## START

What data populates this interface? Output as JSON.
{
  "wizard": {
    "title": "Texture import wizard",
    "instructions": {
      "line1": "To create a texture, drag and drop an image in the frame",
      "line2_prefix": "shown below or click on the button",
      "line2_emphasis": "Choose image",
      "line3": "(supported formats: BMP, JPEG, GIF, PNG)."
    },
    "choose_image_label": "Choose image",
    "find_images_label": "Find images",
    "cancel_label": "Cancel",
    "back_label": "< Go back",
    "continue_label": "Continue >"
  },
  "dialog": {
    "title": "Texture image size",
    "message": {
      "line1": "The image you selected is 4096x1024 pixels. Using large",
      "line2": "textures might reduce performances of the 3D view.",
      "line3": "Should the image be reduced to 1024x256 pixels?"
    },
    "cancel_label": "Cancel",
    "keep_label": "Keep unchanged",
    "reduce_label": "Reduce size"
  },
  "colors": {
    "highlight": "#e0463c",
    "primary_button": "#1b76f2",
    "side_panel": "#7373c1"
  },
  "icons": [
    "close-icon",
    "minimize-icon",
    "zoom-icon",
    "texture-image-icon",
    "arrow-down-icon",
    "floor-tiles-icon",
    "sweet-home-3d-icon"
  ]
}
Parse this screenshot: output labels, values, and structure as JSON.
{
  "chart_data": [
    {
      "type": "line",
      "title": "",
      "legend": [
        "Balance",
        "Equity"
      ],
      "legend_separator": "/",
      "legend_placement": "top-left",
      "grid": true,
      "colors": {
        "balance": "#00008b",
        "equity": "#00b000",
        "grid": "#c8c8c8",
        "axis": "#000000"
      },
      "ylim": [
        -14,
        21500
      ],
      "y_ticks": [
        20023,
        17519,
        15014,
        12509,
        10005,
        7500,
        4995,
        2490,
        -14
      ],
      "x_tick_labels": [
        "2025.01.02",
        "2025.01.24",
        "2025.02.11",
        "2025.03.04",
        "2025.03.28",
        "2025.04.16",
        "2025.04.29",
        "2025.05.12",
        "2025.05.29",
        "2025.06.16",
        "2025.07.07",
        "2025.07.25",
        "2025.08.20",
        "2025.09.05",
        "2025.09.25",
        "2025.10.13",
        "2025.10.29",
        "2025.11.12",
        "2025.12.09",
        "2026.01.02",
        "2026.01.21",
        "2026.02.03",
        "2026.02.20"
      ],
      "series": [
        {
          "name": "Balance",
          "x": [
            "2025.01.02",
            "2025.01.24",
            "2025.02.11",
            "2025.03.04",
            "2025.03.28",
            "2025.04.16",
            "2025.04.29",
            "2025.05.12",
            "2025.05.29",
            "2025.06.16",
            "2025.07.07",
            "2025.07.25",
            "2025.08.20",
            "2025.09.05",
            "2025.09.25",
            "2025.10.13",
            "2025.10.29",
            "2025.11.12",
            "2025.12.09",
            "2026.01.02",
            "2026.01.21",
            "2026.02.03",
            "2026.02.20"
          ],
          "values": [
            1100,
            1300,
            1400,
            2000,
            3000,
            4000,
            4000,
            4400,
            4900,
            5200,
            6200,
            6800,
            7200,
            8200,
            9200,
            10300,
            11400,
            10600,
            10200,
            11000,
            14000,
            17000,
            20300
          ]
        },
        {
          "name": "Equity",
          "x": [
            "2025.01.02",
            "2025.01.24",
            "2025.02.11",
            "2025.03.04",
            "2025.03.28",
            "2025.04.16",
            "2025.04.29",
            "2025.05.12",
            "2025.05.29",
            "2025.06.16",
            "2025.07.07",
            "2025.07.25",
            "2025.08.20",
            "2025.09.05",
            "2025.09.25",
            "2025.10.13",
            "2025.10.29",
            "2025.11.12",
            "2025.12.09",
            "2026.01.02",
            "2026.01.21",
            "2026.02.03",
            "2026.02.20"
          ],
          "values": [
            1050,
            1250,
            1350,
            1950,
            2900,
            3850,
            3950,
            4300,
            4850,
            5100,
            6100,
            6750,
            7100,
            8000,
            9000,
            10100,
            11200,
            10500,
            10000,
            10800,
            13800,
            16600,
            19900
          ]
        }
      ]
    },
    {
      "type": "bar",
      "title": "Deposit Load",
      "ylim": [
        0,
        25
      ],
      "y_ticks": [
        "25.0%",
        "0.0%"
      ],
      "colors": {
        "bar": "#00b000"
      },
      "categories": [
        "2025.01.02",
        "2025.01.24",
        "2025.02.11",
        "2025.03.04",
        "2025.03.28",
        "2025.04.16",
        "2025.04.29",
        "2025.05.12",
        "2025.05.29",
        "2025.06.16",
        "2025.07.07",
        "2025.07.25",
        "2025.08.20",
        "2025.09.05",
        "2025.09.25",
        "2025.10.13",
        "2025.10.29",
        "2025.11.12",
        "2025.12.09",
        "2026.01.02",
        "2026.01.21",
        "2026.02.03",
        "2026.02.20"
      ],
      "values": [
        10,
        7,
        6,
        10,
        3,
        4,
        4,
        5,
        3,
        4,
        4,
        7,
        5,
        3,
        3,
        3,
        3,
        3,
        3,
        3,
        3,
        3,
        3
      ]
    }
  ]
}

## END

* **STATED EXERCISE**:
Restate each of the entries above verbatim.

* **RESPONSE TO THE TASK**:
What data populates this interface? Output as JSON.
{
  "wizard": {
    "title": "Texture import wizard",
    "instructions": {
      "line1": "To create a texture, drag and drop an image in the frame",
      "line2_prefix": "shown below or click on the button",
      "line2_emphasis": "Choose image",
      "line3": "(supported formats: BMP, JPEG, GIF, PNG)."
    },
    "choose_image_label": "Choose image",
    "find_images_label": "Find images",
    "cancel_label": "Cancel",
    "back_label": "< Go back",
    "continue_label": "Continue >"
  },
  "dialog": {
    "title": "Texture image size",
    "message": {
      "line1": "The image you selected is 4096x1024 pixels. Using large",
      "line2": "textures might reduce performances of the 3D view.",
      "line3": "Should the image be reduced to 1024x256 pixels?"
    },
    "cancel_label": "Cancel",
    "keep_label": "Keep unchanged",
    "reduce_label": "Reduce size"
  },
  "colors": {
    "highlight": "#e0463c",
    "primary_button": "#1b76f2",
    "side_panel": "#7373c1"
  },
  "icons": [
    "close-icon",
    "minimize-icon",
    "zoom-icon",
    "texture-image-icon",
    "arrow-down-icon",
    "floor-tiles-icon",
    "sweet-home-3d-icon"
  ]
}
Parse this screenshot: output labels, values, and structure as JSON.
{
  "chart_data": [
    {
      "type": "line",
      "title": "",
      "legend": [
        "Balance",
        "Equity"
      ],
      "legend_separator": "/",
      "legend_placement": "top-left",
      "grid": true,
      "colors": {
        "balance": "#00008b",
        "equity": "#00b000",
        "grid": "#c8c8c8",
        "axis": "#000000"
      },
      "ylim": [
        -14,
        21500
      ],
      "y_ticks": [
        20023,
        17519,
        15014,
        12509,
        10005,
        7500,
        4995,
        2490,
        -14
      ],
      "x_tick_labels": [
        "2025.01.02",
        "2025.01.24",
        "2025.02.11",
        "2025.03.04",
        "2025.03.28",
        "2025.04.16",
        "2025.04.29",
        "2025.05.12",
        "2025.05.29",
        "2025.06.16",
        "2025.07.07",
        "2025.07.25",
        "2025.08.20",
        "2025.09.05",
        "2025.09.25",
        "2025.10.13",
        "2025.10.29",
        "2025.11.12",
        "2025.12.09",
        "2026.01.02",
        "2026.01.21",
        "2026.02.03",
        "2026.02.20"
      ],
      "series": [
        {
          "name": "Balance",
          "x": [
            "2025.01.02",
            "2025.01.24",
            "2025.02.11",
            "2025.03.04",
            "2025.03.28",
            "2025.04.16",
            "2025.04.29",
            "2025.05.12",
            "2025.05.29",
            "2025.06.16",
            "2025.07.07",
            "2025.07.25",
            "2025.08.20",
            "2025.09.05",
            "2025.09.25",
            "2025.10.13",
            "2025.10.29",
            "2025.11.12",
            "2025.12.09",
            "2026.01.02",
            "2026.01.21",
            "2026.02.03",
            "2026.02.20"
          ],
          "values": [
            1100,
            1300,
            1400,
            2000,
            3000,
            4000,
            4000,
            4400,
            4900,
            5200,
            6200,
            6800,
            7200,
            8200,
            9200,
            10300,
            11400,
            10600,
            10200,
            11000,
            14000,
            17000,
            20300
          ]
        },
        {
          "name": "Equity",
          "x": [
            "2025.01.02",
            "2025.01.24",
            "2025.02.11",
            "2025.03.04",
            "2025.03.28",
            "2025.04.16",
            "2025.04.29",
            "2025.05.12",
            "2025.05.29",
            "2025.06.16",
            "2025.07.07",
            "2025.07.25",
            "2025.08.20",
            "2025.09.05",
            "2025.09.25",
            "2025.10.13",
            "2025.10.29",
            "2025.11.12",
            "2025.12.09",
            "2026.01.02",
            "2026.01.21",
            "2026.02.03",
            "2026.02.20"
          ],
          "values": [
            1050,
            1250,
            1350,
            1950,
            2900,
            3850,
            3950,
            4300,
            4850,
            5100,
            6100,
            6750,
            7100,
            8000,
            9000,
            10100,
            11200,
            10500,
            10000,
            10800,
            13800,
            16600,
            19900
          ]
        }
      ]
    },
    {
      "type": "bar",
      "title": "Deposit Load",
      "ylim": [
        0,
        25
      ],
      "y_ticks": [
        "25.0%",
        "0.0%"
      ],
      "colors": {
        "bar": "#00b000"
      },
      "categories": [
        "2025.01.02",
        "2025.01.24",
        "2025.02.11",
        "2025.03.04",
        "2025.03.28",
        "2025.04.16",
        "2025.04.29",
        "2025.05.12",
        "2025.05.29",
        "2025.06.16",
        "2025.07.07",
        "2025.07.25",
        "2025.08.20",
        "2025.09.05",
        "2025.09.25",
        "2025.10.13",
        "2025.10.29",
        "2025.11.12",
        "2025.12.09",
        "2026.01.02",
        "2026.01.21",
        "2026.02.03",
        "2026.02.20"
      ],
      "values": [
        10,
        7,
        6,
        10,
        3,
        4,
        4,
        5,
        3,
        4,
        4,
        7,
        5,
        3,
        3,
        3,
        3,
        3,
        3,
        3,
        3,
        3,
        3
      ]
    }
  ]
}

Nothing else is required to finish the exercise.